Exercise inputs.
:::

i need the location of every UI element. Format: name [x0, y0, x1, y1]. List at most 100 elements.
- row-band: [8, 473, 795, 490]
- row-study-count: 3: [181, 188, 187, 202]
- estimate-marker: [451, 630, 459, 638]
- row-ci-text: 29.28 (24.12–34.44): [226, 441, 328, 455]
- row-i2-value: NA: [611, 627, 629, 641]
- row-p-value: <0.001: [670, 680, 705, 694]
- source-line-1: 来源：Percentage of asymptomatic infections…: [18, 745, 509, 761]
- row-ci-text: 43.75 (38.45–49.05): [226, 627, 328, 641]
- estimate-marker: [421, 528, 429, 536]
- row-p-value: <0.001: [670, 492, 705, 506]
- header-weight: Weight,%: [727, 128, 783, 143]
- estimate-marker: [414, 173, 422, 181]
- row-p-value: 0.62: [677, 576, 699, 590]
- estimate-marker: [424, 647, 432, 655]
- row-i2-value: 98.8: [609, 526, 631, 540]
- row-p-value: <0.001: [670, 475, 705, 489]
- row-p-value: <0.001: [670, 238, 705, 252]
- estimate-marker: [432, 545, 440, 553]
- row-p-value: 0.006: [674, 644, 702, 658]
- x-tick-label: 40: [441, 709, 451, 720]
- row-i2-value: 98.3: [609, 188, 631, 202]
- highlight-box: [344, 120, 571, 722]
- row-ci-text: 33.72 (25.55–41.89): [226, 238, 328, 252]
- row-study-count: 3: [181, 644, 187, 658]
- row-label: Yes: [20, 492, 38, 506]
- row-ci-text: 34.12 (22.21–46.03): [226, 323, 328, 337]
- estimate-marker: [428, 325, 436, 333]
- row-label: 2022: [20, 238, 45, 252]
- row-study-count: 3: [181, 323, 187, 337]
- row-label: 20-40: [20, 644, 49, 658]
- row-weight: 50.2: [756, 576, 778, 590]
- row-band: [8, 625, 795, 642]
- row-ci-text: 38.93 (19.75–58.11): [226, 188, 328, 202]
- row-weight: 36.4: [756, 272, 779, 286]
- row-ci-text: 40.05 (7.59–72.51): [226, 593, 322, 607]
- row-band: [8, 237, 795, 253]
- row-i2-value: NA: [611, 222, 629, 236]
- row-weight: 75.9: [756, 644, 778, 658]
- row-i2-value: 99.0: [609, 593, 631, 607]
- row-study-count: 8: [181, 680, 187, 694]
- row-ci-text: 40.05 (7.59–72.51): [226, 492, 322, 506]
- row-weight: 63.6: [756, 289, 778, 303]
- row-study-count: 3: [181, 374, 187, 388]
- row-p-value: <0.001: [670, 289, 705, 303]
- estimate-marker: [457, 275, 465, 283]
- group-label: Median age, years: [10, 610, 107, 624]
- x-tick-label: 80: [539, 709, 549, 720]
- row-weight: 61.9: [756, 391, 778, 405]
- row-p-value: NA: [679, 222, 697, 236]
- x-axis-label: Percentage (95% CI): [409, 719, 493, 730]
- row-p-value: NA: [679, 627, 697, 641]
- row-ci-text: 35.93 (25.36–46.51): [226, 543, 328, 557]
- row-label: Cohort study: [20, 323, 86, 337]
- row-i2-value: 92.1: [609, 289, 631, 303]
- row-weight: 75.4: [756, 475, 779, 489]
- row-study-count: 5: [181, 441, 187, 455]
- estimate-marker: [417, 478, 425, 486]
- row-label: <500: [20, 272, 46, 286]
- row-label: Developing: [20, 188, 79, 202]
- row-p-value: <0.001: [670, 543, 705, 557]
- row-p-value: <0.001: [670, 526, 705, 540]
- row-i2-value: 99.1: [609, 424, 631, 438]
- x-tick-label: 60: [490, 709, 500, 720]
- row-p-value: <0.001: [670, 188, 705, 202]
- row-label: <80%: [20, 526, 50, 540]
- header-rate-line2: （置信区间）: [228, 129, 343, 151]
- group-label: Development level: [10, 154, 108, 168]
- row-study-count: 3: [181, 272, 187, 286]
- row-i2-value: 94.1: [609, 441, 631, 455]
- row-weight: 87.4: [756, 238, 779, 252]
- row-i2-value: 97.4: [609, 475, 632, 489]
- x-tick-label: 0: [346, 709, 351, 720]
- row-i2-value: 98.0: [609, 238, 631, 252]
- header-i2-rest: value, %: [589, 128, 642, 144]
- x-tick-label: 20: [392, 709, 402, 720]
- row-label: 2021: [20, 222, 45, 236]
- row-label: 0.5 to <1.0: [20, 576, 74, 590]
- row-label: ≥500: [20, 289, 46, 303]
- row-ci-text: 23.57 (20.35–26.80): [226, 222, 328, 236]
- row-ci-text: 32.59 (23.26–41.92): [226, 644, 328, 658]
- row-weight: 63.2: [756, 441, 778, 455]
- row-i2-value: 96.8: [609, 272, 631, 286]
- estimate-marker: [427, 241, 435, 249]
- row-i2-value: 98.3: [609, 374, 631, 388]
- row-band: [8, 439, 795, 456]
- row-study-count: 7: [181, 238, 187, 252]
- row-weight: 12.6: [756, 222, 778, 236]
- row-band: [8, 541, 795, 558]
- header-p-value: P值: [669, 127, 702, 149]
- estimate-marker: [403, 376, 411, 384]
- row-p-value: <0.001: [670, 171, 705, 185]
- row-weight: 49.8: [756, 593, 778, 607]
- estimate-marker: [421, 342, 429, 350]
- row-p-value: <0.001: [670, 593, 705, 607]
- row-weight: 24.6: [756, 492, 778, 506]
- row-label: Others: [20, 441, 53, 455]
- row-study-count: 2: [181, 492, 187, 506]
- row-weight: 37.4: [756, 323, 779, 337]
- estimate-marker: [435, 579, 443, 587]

:::

Description of the task. Starting at the first line of the entries and ending at the line that contains "- row-label: Yes: [20, 492, 38, 506]", write out every line as a numbered list, skipping any blank lines.

Answer to the problem.
1. i need the location of every UI element. Format: name [x0, y0, x1, y1]. List at most 100 elements.
2. - row-band: [8, 473, 795, 490]
3. - row-study-count: 3: [181, 188, 187, 202]
4. - estimate-marker: [451, 630, 459, 638]
5. - row-ci-text: 29.28 (24.12–34.44): [226, 441, 328, 455]
6. - row-i2-value: NA: [611, 627, 629, 641]
7. - row-p-value: <0.001: [670, 680, 705, 694]
8. - source-line-1: 来源：Percentage of asymptomatic infections…: [18, 745, 509, 761]
9. - row-ci-text: 43.75 (38.45–49.05): [226, 627, 328, 641]
10. - estimate-marker: [421, 528, 429, 536]
11. - row-p-value: <0.001: [670, 492, 705, 506]
12. - header-weight: Weight,%: [727, 128, 783, 143]
13. - estimate-marker: [414, 173, 422, 181]
14. - row-p-value: 0.62: [677, 576, 699, 590]
15. - estimate-marker: [424, 647, 432, 655]
16. - row-i2-value: 98.8: [609, 526, 631, 540]
17. - row-p-value: <0.001: [670, 475, 705, 489]
18. - row-p-value: <0.001: [670, 238, 705, 252]
19. - estimate-marker: [432, 545, 440, 553]
20. - row-p-value: 0.006: [674, 644, 702, 658]
21. - x-tick-label: 40: [441, 709, 451, 720]
22. - row-i2-value: 98.3: [609, 188, 631, 202]
23. - highlight-box: [344, 120, 571, 722]
24. - row-ci-text: 33.72 (25.55–41.89): [226, 238, 328, 252]
25. - row-study-count: 3: [181, 644, 187, 658]
26. - row-label: Yes: [20, 492, 38, 506]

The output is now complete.